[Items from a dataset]
=====

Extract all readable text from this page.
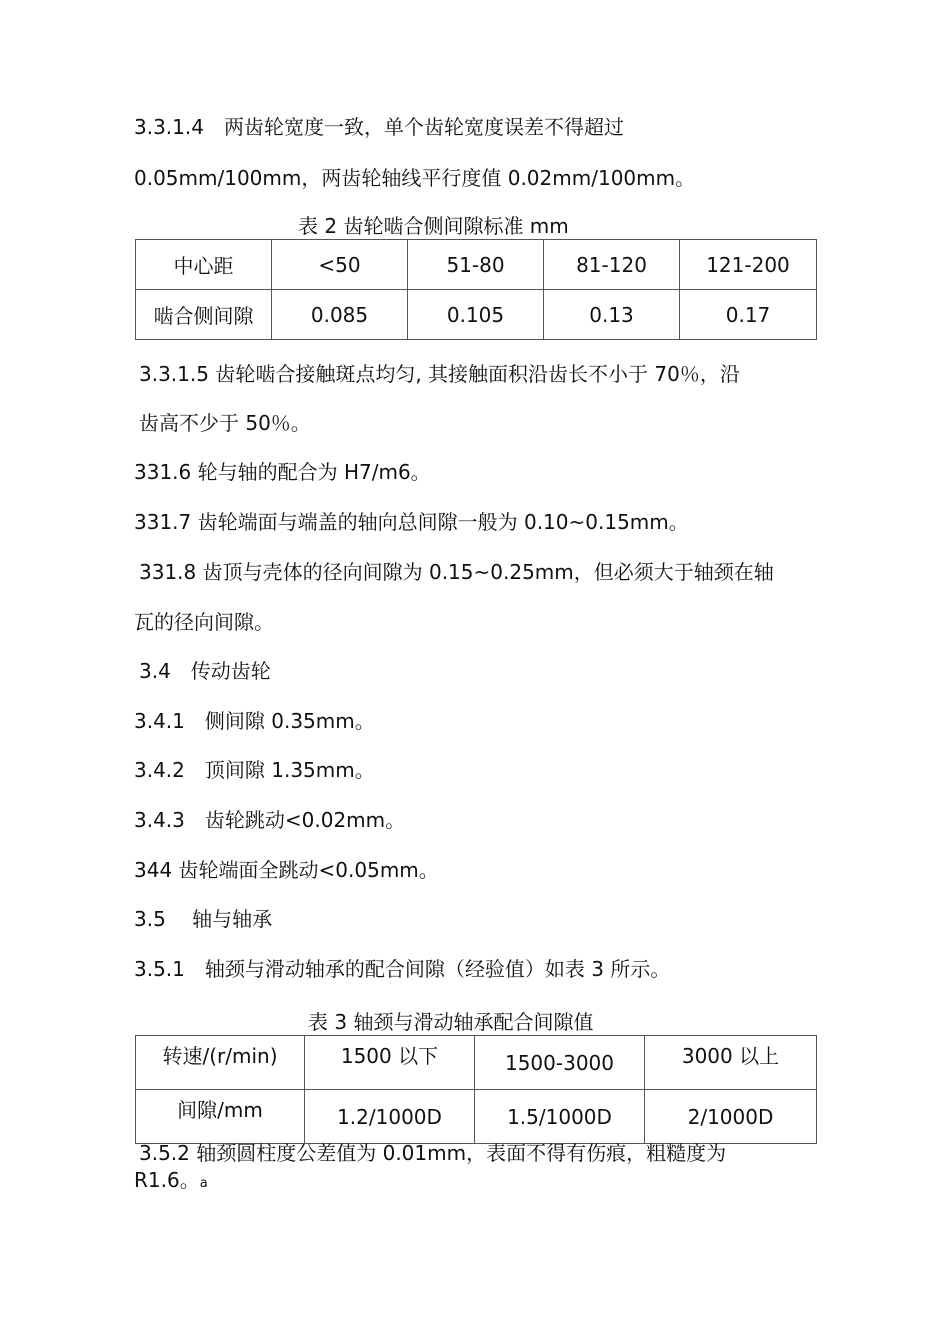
3.3.1.4　两齿轮宽度一致，单个齿轮宽度误差不得超过
0.05mm/100mm，两齿轮轴线平行度值 0.02mm/100mm。
表 2 齿轮啮合侧间隙标准 mm
中心距	<50	51-80	81-120	121-200
啮合侧间隙	0.085	0.105	0.13	0.17
3.3.1.5 齿轮啮合接触斑点均匀, 其接触面积沿齿长不小于 70％，沿
齿高不少于 50％。
331.6 轮与轴的配合为 H7/m6。
331.7 齿轮端面与端盖的轴向总间隙一般为 0.10~0.15mm。
331.8 齿顶与壳体的径向间隙为 0.15~0.25mm，但必须大于轴颈在轴
瓦的径向间隙。
3.4　传动齿轮
3.4.1　侧间隙 0.35mm。
3.4.2　顶间隙 1.35mm。
3.4.3　齿轮跳动<0.02mm。
344 齿轮端面全跳动<0.05mm。
3.5　 轴与轴承
3.5.1　轴颈与滑动轴承的配合间隙（经验值）如表 3 所示。
表 3 轴颈与滑动轴承配合间隙值
转速/(r/min)	1500 以下	1500-3000	3000 以上
间隙/mm	1.2/1000D	1.5/1000D	2/1000D
3.5.2 轴颈圆柱度公差值为 0.01mm，表面不得有伤痕，粗糙度为
R1.6。a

=====

GOAL OF THE EXERCISE = Retype each entry precisely. Skip images entirely.

FULL RESPONSE =
Extract all readable text from this page.
3.3.1.4　两齿轮宽度一致，单个齿轮宽度误差不得超过
0.05mm/100mm，两齿轮轴线平行度值 0.02mm/100mm。
表 2 齿轮啮合侧间隙标准 mm
中心距	<50	51-80	81-120	121-200
啮合侧间隙	0.085	0.105	0.13	0.17
3.3.1.5 齿轮啮合接触斑点均匀, 其接触面积沿齿长不小于 70％，沿
齿高不少于 50％。
331.6 轮与轴的配合为 H7/m6。
331.7 齿轮端面与端盖的轴向总间隙一般为 0.10~0.15mm。
331.8 齿顶与壳体的径向间隙为 0.15~0.25mm，但必须大于轴颈在轴
瓦的径向间隙。
3.4　传动齿轮
3.4.1　侧间隙 0.35mm。
3.4.2　顶间隙 1.35mm。
3.4.3　齿轮跳动<0.02mm。
344 齿轮端面全跳动<0.05mm。
3.5　 轴与轴承
3.5.1　轴颈与滑动轴承的配合间隙（经验值）如表 3 所示。
表 3 轴颈与滑动轴承配合间隙值
转速/(r/min)	1500 以下	1500-3000	3000 以上
间隙/mm	1.2/1000D	1.5/1000D	2/1000D
3.5.2 轴颈圆柱度公差值为 0.01mm，表面不得有伤痕，粗糙度为
R1.6。a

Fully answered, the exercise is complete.